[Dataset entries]

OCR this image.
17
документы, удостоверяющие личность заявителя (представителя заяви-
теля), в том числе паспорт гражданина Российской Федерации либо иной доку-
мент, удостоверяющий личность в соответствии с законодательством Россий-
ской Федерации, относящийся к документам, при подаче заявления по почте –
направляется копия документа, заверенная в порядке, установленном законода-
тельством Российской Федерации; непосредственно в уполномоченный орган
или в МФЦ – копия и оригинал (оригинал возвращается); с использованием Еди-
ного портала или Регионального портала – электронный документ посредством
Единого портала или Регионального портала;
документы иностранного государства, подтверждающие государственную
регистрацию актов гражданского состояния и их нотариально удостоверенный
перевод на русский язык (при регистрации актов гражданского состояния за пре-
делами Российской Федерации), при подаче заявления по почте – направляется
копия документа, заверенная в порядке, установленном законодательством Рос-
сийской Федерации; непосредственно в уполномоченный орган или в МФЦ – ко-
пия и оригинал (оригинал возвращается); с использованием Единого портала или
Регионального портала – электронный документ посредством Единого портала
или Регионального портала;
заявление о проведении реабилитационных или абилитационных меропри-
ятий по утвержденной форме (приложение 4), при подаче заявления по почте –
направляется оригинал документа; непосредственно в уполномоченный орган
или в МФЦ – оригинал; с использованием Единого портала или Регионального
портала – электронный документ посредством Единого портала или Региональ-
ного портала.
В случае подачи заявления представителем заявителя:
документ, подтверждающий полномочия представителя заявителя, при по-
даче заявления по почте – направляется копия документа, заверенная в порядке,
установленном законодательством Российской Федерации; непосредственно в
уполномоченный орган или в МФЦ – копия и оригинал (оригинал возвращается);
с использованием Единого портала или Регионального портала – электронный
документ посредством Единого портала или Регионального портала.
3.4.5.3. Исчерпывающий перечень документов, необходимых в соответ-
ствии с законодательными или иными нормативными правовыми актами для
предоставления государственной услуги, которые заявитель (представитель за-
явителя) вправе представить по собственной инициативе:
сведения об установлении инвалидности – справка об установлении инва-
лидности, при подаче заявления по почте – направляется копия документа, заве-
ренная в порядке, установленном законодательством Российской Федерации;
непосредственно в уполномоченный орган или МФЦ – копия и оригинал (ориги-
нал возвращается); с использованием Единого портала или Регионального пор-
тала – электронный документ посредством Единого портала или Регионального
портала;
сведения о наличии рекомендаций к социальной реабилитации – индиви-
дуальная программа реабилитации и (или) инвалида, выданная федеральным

◆ TASK INSTRUCTIONS
Write the data out again in full and exactly.

◆ RESPONSE TO THIS TASK
OCR this image.
17
документы, удостоверяющие личность заявителя (представителя заяви-
теля), в том числе паспорт гражданина Российской Федерации либо иной доку-
мент, удостоверяющий личность в соответствии с законодательством Россий-
ской Федерации, относящийся к документам, при подаче заявления по почте –
направляется копия документа, заверенная в порядке, установленном законода-
тельством Российской Федерации; непосредственно в уполномоченный орган
или в МФЦ – копия и оригинал (оригинал возвращается); с использованием Еди-
ного портала или Регионального портала – электронный документ посредством
Единого портала или Регионального портала;
документы иностранного государства, подтверждающие государственную
регистрацию актов гражданского состояния и их нотариально удостоверенный
перевод на русский язык (при регистрации актов гражданского состояния за пре-
делами Российской Федерации), при подаче заявления по почте – направляется
копия документа, заверенная в порядке, установленном законодательством Рос-
сийской Федерации; непосредственно в уполномоченный орган или в МФЦ – ко-
пия и оригинал (оригинал возвращается); с использованием Единого портала или
Регионального портала – электронный документ посредством Единого портала
или Регионального портала;
заявление о проведении реабилитационных или абилитационных меропри-
ятий по утвержденной форме (приложение 4), при подаче заявления по почте –
направляется оригинал документа; непосредственно в уполномоченный орган
или в МФЦ – оригинал; с использованием Единого портала или Регионального
портала – электронный документ посредством Единого портала или Региональ-
ного портала.
В случае подачи заявления представителем заявителя:
документ, подтверждающий полномочия представителя заявителя, при по-
даче заявления по почте – направляется копия документа, заверенная в порядке,
установленном законодательством Российской Федерации; непосредственно в
уполномоченный орган или в МФЦ – копия и оригинал (оригинал возвращается);
с использованием Единого портала или Регионального портала – электронный
документ посредством Единого портала или Регионального портала.
3.4.5.3. Исчерпывающий перечень документов, необходимых в соответ-
ствии с законодательными или иными нормативными правовыми актами для
предоставления государственной услуги, которые заявитель (представитель за-
явителя) вправе представить по собственной инициативе:
сведения об установлении инвалидности – справка об установлении инва-
лидности, при подаче заявления по почте – направляется копия документа, заве-
ренная в порядке, установленном законодательством Российской Федерации;
непосредственно в уполномоченный орган или МФЦ – копия и оригинал (ориги-
нал возвращается); с использованием Единого портала или Регионального пор-
тала – электронный документ посредством Единого портала или Регионального
портала;
сведения о наличии рекомендаций к социальной реабилитации – индиви-
дуальная программа реабилитации и (или) инвалида, выданная федеральным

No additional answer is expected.